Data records

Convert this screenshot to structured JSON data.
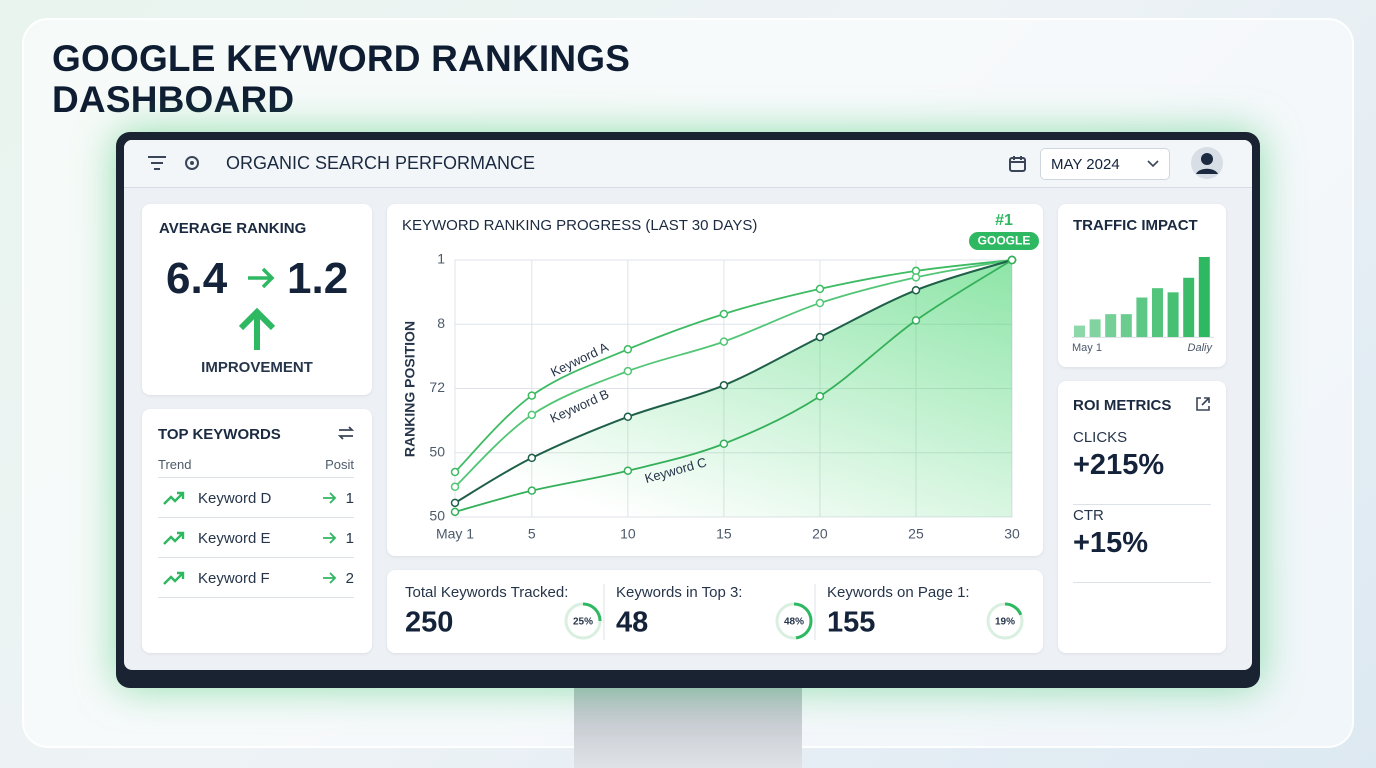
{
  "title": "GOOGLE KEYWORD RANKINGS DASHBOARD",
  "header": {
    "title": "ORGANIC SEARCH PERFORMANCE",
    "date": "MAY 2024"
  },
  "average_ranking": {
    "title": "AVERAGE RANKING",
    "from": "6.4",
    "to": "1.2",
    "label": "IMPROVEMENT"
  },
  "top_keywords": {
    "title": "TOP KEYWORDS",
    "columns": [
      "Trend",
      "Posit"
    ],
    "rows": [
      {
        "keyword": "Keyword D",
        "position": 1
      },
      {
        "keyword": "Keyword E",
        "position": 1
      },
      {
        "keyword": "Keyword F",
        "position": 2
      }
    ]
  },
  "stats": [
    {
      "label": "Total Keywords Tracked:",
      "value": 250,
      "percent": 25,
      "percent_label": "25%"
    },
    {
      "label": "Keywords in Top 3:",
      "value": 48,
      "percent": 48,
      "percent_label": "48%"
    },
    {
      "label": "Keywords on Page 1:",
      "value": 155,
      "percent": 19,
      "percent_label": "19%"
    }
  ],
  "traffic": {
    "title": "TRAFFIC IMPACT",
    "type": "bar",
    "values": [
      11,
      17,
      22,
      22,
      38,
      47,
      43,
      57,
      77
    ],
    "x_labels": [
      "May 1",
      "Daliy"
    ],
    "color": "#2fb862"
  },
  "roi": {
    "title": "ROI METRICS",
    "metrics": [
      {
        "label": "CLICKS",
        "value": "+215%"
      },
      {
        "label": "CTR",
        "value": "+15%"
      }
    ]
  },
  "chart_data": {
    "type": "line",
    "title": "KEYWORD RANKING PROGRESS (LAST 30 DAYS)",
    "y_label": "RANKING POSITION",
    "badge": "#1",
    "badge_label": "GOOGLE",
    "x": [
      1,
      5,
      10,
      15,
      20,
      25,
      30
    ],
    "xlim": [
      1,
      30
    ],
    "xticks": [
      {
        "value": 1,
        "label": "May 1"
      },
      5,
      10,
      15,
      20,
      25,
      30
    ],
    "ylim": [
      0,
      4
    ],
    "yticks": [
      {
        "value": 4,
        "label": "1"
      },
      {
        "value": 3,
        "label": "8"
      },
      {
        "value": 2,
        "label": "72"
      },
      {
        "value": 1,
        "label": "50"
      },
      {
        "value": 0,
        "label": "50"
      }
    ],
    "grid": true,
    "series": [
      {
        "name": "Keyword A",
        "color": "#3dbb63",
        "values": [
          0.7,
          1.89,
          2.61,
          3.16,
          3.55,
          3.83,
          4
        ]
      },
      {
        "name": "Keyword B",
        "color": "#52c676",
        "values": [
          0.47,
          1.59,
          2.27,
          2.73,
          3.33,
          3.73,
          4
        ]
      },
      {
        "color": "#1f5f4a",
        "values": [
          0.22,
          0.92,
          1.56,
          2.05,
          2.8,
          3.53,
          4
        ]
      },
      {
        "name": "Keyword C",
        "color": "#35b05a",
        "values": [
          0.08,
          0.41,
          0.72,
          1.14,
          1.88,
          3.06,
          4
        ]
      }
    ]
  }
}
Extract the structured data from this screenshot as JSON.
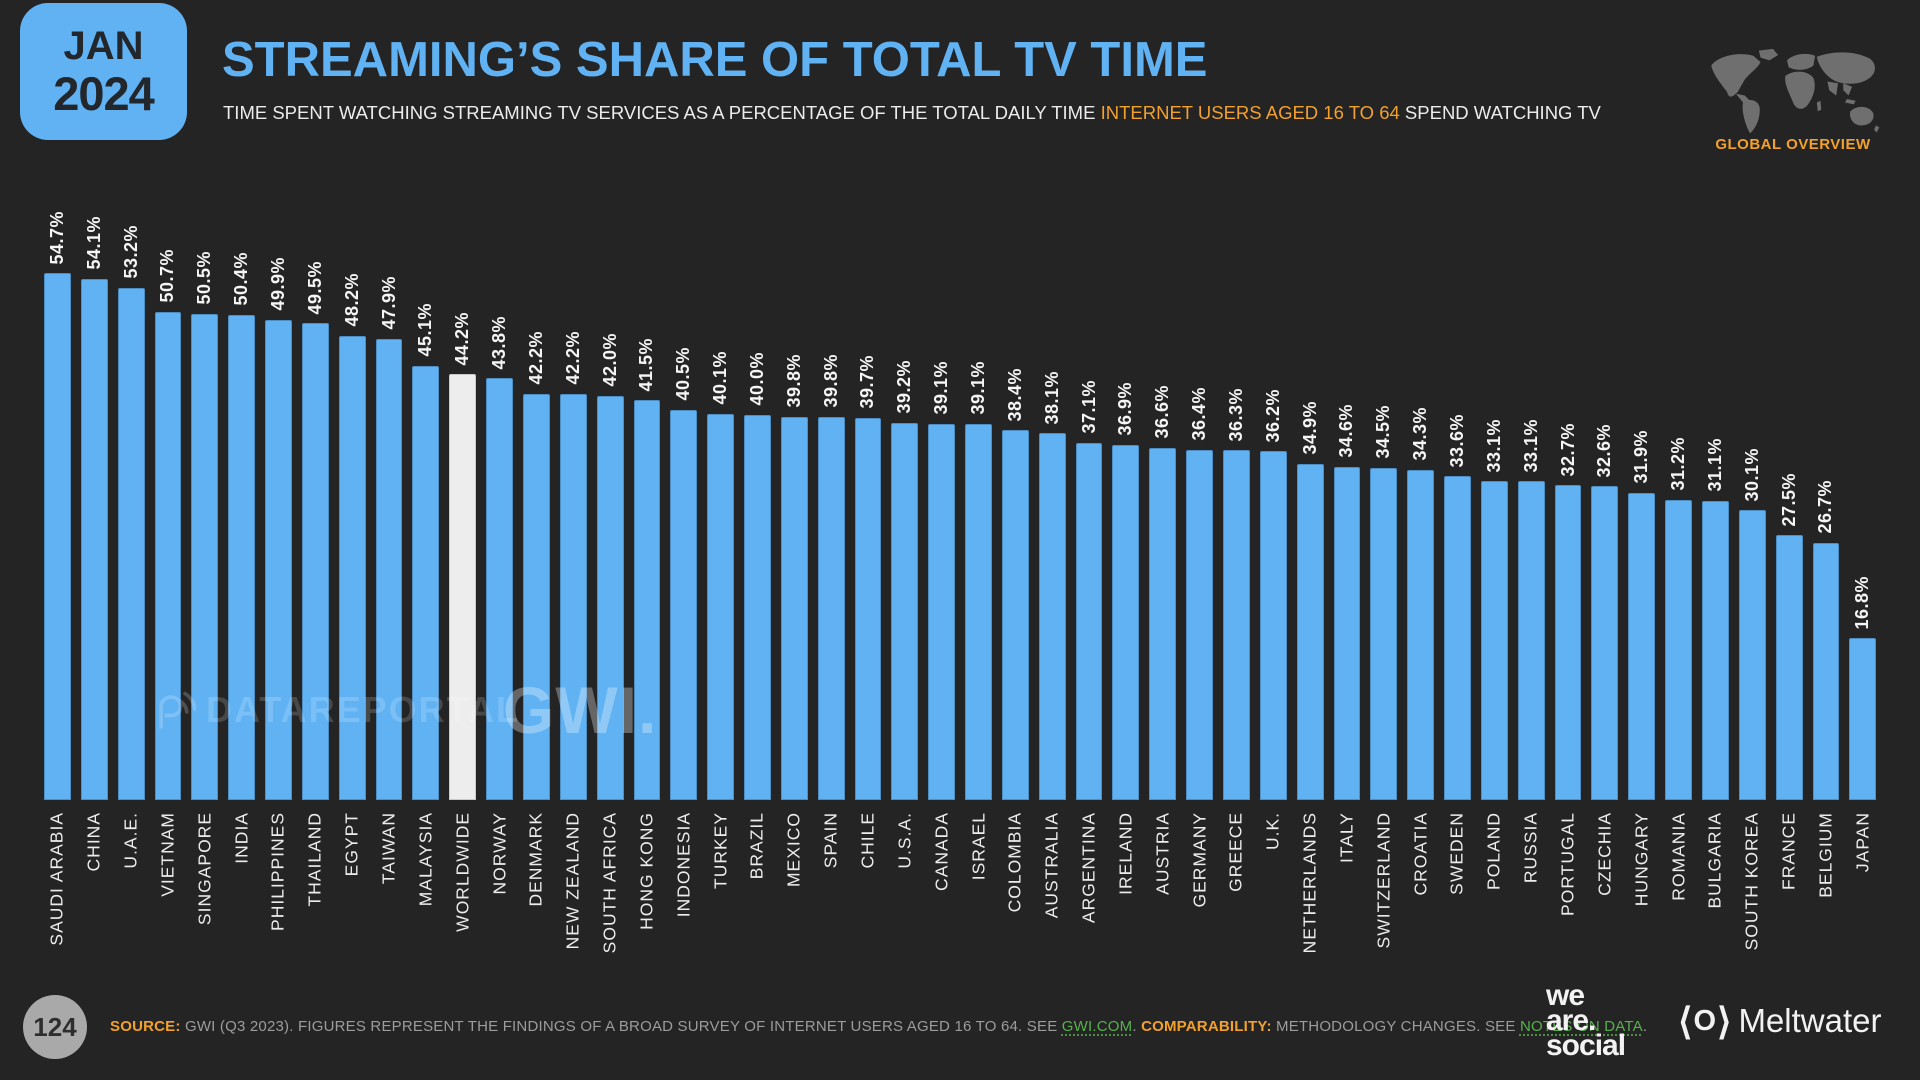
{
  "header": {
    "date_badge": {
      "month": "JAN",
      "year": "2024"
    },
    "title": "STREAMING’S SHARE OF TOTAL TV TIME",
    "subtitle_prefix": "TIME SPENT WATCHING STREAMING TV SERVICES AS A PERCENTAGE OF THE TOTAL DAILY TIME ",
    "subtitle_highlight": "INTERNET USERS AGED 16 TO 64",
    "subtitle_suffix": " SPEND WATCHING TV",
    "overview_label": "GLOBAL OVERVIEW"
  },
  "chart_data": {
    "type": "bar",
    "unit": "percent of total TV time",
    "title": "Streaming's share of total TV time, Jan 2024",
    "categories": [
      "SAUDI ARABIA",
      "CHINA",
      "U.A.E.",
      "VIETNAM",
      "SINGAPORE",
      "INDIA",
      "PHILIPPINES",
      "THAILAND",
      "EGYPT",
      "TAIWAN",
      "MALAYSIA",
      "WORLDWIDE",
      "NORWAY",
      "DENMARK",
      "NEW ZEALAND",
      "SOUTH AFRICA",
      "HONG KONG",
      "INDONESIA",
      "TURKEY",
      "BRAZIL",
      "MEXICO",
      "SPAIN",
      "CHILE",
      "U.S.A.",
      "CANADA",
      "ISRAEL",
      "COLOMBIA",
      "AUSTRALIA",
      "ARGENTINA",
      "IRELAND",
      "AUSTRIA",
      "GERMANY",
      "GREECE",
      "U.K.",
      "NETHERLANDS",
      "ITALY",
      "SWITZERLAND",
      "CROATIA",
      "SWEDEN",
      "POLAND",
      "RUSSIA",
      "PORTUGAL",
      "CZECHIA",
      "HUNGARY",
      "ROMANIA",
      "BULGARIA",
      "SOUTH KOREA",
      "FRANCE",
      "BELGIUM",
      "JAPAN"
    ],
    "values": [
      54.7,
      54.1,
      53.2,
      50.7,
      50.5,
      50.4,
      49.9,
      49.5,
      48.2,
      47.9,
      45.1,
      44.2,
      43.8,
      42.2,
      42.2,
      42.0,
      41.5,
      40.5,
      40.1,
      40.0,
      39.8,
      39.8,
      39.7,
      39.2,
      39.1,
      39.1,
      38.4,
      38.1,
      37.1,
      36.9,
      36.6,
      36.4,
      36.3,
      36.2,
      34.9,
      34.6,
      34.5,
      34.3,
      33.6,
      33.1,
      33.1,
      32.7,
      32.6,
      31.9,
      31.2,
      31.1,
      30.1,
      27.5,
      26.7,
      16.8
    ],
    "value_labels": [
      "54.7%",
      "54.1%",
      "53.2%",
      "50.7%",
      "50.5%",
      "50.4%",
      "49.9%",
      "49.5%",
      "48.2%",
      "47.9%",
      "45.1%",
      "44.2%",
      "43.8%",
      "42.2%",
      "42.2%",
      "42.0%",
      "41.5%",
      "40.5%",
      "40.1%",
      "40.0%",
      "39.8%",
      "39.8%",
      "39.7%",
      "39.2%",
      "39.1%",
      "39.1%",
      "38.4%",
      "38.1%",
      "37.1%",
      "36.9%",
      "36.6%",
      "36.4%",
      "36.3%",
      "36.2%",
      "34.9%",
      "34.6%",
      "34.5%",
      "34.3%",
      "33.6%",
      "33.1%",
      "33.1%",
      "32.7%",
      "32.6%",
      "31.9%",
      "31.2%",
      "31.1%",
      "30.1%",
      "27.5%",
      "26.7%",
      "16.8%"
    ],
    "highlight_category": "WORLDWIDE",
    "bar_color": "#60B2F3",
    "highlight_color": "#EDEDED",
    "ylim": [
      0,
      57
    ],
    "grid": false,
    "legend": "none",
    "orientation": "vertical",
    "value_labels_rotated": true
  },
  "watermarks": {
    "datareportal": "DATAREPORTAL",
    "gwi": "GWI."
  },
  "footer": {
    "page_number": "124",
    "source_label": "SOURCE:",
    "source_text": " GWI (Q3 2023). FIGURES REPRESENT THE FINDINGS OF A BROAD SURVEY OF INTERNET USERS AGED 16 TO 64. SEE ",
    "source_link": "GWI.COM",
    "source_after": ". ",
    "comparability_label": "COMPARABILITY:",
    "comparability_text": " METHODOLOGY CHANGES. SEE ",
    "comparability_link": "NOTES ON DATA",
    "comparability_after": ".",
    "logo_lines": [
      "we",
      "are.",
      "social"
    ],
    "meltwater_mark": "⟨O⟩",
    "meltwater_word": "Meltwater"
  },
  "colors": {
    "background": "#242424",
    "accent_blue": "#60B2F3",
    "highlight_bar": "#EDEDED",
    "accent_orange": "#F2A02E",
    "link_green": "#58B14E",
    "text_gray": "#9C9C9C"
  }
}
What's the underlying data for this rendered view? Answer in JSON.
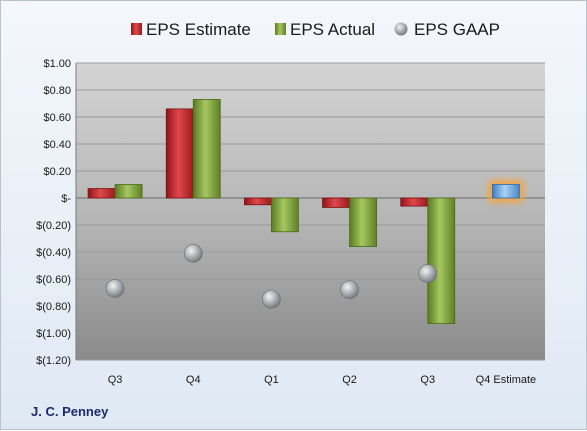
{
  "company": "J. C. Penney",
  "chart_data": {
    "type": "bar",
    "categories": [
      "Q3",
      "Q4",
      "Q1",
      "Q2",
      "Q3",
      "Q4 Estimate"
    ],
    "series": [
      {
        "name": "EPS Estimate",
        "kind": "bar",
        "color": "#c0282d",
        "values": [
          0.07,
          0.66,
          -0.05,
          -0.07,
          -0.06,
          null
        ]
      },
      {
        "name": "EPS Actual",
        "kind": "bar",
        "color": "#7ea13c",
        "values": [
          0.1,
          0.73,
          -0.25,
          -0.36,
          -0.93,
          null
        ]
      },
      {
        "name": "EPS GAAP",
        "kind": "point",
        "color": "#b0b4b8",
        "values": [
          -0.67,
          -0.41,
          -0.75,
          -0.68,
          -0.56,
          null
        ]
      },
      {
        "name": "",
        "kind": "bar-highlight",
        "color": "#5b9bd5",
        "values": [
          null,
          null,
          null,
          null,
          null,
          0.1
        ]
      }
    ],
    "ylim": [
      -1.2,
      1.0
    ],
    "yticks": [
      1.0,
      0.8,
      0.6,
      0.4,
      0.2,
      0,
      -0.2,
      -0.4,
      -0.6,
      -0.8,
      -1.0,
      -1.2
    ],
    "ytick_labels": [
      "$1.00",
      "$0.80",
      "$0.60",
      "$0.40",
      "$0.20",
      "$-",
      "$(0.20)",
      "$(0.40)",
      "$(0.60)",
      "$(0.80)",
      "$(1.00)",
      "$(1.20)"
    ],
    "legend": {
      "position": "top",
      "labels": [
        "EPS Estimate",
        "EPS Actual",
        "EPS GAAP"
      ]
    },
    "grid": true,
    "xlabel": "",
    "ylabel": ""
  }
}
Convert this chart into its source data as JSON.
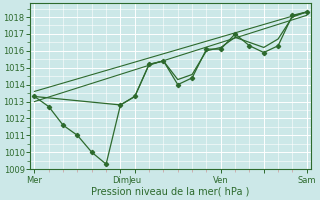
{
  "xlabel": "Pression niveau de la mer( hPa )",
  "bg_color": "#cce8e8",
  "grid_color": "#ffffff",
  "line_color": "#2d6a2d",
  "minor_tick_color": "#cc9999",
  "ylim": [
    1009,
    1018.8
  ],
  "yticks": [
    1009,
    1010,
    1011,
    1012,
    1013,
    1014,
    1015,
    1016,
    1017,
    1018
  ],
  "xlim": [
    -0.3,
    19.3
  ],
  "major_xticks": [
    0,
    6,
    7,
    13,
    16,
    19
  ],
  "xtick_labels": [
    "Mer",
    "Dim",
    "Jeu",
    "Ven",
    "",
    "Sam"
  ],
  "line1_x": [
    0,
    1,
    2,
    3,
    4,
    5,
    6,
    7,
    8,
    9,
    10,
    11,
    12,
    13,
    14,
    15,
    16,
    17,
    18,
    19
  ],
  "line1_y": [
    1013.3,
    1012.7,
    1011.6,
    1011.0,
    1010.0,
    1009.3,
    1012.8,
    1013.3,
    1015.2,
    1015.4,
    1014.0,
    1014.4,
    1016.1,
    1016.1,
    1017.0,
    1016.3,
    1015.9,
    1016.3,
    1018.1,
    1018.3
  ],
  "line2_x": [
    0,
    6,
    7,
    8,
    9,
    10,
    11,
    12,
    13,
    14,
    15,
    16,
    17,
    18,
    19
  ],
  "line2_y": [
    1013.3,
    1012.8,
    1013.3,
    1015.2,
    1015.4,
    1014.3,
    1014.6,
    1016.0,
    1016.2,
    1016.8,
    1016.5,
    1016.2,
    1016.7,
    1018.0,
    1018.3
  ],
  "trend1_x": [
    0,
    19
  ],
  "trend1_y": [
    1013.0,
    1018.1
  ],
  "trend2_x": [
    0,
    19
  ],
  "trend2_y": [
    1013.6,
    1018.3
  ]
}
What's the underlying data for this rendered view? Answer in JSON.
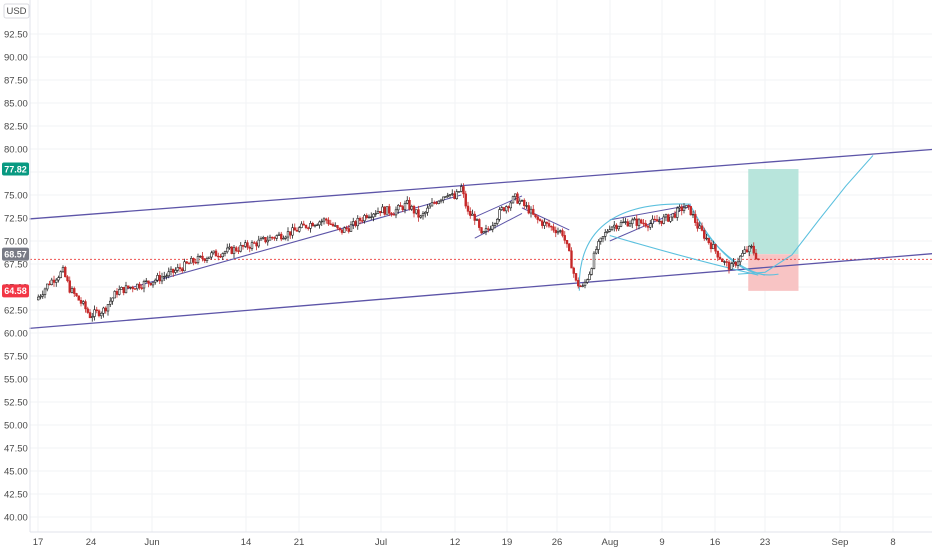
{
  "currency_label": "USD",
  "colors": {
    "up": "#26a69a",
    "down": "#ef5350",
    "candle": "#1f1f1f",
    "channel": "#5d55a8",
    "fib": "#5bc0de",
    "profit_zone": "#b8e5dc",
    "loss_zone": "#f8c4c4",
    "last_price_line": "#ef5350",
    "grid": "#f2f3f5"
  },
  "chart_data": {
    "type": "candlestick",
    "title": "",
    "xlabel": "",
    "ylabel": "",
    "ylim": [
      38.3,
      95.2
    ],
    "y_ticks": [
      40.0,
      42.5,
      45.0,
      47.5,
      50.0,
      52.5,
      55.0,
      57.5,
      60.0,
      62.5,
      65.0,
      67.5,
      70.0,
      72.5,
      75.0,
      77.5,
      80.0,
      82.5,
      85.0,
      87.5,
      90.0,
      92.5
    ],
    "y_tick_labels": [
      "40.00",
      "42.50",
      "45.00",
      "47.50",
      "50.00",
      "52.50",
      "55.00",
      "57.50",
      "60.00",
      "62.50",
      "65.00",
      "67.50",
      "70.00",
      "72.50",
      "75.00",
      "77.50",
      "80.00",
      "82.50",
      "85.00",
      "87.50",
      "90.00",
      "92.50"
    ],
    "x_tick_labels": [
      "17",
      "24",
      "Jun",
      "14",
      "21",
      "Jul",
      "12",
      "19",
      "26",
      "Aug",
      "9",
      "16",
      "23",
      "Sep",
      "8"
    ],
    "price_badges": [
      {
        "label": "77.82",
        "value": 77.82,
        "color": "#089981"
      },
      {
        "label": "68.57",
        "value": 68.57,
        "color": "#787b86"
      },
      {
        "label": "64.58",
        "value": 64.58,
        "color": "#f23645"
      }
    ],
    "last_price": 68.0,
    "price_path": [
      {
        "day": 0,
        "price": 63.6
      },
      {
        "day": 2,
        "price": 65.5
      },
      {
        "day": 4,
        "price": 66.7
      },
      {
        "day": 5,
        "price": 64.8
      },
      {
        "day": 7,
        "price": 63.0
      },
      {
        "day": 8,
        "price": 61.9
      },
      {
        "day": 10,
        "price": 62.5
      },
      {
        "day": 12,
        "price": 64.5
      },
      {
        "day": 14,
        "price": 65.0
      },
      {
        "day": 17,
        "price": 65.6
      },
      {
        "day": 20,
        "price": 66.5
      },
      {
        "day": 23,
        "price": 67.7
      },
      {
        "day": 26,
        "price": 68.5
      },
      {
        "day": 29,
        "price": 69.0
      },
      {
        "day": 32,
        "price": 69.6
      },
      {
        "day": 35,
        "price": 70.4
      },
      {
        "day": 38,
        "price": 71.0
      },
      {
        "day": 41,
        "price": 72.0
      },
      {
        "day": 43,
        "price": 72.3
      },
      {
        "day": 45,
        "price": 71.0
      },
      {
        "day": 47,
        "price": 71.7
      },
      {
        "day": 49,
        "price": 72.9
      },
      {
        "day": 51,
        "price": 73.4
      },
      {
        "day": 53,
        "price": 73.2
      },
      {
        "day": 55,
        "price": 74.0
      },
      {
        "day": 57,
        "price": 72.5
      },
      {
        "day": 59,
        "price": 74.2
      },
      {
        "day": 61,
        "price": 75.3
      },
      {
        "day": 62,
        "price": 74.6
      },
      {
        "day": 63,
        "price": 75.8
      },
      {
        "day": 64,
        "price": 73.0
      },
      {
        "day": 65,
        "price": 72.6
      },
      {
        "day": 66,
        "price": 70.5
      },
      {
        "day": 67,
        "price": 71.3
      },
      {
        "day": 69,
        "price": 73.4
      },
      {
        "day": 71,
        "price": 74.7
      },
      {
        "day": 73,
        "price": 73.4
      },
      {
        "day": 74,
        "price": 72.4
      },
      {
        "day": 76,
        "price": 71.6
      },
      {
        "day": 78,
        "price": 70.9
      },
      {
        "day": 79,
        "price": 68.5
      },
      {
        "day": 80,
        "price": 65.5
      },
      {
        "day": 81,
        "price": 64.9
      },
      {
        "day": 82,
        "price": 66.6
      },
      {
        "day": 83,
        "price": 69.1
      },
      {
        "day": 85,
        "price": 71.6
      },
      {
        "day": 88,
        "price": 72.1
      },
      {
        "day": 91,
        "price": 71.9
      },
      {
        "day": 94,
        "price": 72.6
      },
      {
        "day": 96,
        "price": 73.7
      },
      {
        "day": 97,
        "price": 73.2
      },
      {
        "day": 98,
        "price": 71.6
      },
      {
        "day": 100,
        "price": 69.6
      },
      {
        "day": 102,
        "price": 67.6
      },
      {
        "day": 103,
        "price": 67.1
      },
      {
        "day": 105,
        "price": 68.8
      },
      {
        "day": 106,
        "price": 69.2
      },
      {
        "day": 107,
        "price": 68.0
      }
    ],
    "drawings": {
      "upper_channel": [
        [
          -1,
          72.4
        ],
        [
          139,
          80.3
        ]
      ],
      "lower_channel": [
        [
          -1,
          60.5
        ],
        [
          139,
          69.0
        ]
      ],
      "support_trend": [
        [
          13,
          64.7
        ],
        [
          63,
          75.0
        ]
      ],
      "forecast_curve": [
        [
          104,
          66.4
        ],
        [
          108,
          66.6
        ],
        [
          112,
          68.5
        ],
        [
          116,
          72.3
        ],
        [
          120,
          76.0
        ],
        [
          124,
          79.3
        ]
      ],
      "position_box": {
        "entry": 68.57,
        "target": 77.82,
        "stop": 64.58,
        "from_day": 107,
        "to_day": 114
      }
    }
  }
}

### [Aim of the exercise]
Copy each line above that contains the word "GOOGLE".

### [Solution to this problem]
  "title": "GOOGLE KEYWORD RANKINGS DASHBOARD",
    "badge_label": "GOOGLE",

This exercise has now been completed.